- _EXERCISE_
Below are some entries. Output each one exactly as it appears.

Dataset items
______________________________

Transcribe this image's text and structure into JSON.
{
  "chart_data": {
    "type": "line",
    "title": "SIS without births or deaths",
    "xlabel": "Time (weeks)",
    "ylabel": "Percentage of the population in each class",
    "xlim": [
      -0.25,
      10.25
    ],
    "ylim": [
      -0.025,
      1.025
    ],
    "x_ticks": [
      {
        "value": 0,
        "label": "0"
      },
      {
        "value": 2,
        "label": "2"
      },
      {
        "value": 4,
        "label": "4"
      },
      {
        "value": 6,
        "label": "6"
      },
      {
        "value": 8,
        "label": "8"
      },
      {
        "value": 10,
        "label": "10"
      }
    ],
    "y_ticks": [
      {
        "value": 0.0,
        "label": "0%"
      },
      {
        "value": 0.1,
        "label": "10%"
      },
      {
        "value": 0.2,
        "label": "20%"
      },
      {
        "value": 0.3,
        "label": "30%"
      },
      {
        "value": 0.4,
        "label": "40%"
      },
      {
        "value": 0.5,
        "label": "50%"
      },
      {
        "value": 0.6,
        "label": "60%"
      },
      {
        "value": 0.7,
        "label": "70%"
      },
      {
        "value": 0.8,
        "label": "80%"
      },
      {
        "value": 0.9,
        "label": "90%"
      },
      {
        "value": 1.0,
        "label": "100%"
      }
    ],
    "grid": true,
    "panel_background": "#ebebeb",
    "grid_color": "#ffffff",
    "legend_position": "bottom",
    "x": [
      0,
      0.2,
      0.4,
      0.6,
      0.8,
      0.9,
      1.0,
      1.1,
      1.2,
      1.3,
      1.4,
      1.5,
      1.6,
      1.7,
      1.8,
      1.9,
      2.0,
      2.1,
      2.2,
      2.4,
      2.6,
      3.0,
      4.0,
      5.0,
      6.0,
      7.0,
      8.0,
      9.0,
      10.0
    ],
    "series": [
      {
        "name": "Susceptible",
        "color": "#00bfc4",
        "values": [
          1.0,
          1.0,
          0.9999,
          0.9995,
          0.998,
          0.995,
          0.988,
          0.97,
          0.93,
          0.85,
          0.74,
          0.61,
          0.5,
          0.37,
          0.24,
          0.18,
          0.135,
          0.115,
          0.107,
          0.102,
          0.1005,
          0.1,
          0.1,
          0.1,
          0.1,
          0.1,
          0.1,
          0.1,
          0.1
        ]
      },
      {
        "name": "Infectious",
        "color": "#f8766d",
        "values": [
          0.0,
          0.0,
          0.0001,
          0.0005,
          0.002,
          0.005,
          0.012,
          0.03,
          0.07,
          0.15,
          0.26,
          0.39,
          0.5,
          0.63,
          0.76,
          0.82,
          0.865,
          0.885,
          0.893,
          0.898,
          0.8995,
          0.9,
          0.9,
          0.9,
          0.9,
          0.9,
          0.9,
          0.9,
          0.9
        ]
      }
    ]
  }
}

______________________________

- _TASK ANSWER_
Transcribe this image's text and structure into JSON.
{
  "chart_data": {
    "type": "line",
    "title": "SIS without births or deaths",
    "xlabel": "Time (weeks)",
    "ylabel": "Percentage of the population in each class",
    "xlim": [
      -0.25,
      10.25
    ],
    "ylim": [
      -0.025,
      1.025
    ],
    "x_ticks": [
      {
        "value": 0,
        "label": "0"
      },
      {
        "value": 2,
        "label": "2"
      },
      {
        "value": 4,
        "label": "4"
      },
      {
        "value": 6,
        "label": "6"
      },
      {
        "value": 8,
        "label": "8"
      },
      {
        "value": 10,
        "label": "10"
      }
    ],
    "y_ticks": [
      {
        "value": 0.0,
        "label": "0%"
      },
      {
        "value": 0.1,
        "label": "10%"
      },
      {
        "value": 0.2,
        "label": "20%"
      },
      {
        "value": 0.3,
        "label": "30%"
      },
      {
        "value": 0.4,
        "label": "40%"
      },
      {
        "value": 0.5,
        "label": "50%"
      },
      {
        "value": 0.6,
        "label": "60%"
      },
      {
        "value": 0.7,
        "label": "70%"
      },
      {
        "value": 0.8,
        "label": "80%"
      },
      {
        "value": 0.9,
        "label": "90%"
      },
      {
        "value": 1.0,
        "label": "100%"
      }
    ],
    "grid": true,
    "panel_background": "#ebebeb",
    "grid_color": "#ffffff",
    "legend_position": "bottom",
    "x": [
      0,
      0.2,
      0.4,
      0.6,
      0.8,
      0.9,
      1.0,
      1.1,
      1.2,
      1.3,
      1.4,
      1.5,
      1.6,
      1.7,
      1.8,
      1.9,
      2.0,
      2.1,
      2.2,
      2.4,
      2.6,
      3.0,
      4.0,
      5.0,
      6.0,
      7.0,
      8.0,
      9.0,
      10.0
    ],
    "series": [
      {
        "name": "Susceptible",
        "color": "#00bfc4",
        "values": [
          1.0,
          1.0,
          0.9999,
          0.9995,
          0.998,
          0.995,
          0.988,
          0.97,
          0.93,
          0.85,
          0.74,
          0.61,
          0.5,
          0.37,
          0.24,
          0.18,
          0.135,
          0.115,
          0.107,
          0.102,
          0.1005,
          0.1,
          0.1,
          0.1,
          0.1,
          0.1,
          0.1,
          0.1,
          0.1
        ]
      },
      {
        "name": "Infectious",
        "color": "#f8766d",
        "values": [
          0.0,
          0.0,
          0.0001,
          0.0005,
          0.002,
          0.005,
          0.012,
          0.03,
          0.07,
          0.15,
          0.26,
          0.39,
          0.5,
          0.63,
          0.76,
          0.82,
          0.865,
          0.885,
          0.893,
          0.898,
          0.8995,
          0.9,
          0.9,
          0.9,
          0.9,
          0.9,
          0.9,
          0.9,
          0.9
        ]
      }
    ]
  }
}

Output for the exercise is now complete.